Below are some records. Say in a single number how many of their lines include the word "creditum".

/---

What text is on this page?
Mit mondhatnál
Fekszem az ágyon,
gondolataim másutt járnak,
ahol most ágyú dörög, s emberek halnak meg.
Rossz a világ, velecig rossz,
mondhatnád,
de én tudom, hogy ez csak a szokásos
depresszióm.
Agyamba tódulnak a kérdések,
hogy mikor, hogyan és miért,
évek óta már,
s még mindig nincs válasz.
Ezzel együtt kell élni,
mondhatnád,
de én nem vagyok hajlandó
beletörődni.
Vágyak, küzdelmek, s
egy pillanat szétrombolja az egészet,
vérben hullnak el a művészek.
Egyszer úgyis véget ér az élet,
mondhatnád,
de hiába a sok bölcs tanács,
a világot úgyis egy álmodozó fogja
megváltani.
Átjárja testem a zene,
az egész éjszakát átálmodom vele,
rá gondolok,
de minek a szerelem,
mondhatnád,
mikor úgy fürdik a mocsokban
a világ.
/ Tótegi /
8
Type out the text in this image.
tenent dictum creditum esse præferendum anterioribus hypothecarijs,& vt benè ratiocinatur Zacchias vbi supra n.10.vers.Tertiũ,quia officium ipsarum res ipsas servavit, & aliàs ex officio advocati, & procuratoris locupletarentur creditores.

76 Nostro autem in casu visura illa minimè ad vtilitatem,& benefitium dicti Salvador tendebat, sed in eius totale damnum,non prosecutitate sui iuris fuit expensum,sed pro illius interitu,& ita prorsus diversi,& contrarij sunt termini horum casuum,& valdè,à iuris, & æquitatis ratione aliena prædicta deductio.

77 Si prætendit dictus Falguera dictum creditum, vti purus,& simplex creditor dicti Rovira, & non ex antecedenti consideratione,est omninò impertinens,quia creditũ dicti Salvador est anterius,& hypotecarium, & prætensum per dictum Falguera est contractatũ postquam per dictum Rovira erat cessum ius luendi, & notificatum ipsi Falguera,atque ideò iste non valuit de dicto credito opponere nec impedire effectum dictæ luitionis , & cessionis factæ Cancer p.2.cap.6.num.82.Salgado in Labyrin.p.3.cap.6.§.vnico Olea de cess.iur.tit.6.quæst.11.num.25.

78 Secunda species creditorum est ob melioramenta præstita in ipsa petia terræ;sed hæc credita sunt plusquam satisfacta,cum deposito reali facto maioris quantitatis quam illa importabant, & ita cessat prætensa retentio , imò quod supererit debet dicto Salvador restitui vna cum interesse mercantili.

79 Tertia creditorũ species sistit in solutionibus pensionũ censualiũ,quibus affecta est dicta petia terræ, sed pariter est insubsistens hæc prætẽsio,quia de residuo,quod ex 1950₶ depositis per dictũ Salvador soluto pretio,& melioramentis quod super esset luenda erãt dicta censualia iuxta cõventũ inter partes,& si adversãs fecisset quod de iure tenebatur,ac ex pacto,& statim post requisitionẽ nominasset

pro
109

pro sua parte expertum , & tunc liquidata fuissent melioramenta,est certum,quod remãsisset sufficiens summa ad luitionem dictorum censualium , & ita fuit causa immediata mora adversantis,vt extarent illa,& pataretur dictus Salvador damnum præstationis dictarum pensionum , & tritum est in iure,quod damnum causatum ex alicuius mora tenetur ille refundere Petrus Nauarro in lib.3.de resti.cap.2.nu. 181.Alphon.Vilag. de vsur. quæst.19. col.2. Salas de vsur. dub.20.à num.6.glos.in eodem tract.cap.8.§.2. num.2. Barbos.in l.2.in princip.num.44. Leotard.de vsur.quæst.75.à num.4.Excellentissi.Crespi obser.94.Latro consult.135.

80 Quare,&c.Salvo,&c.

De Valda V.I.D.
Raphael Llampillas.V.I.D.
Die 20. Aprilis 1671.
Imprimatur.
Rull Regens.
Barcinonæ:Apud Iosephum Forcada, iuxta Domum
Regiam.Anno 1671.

\---

* [Output of the exercise] 2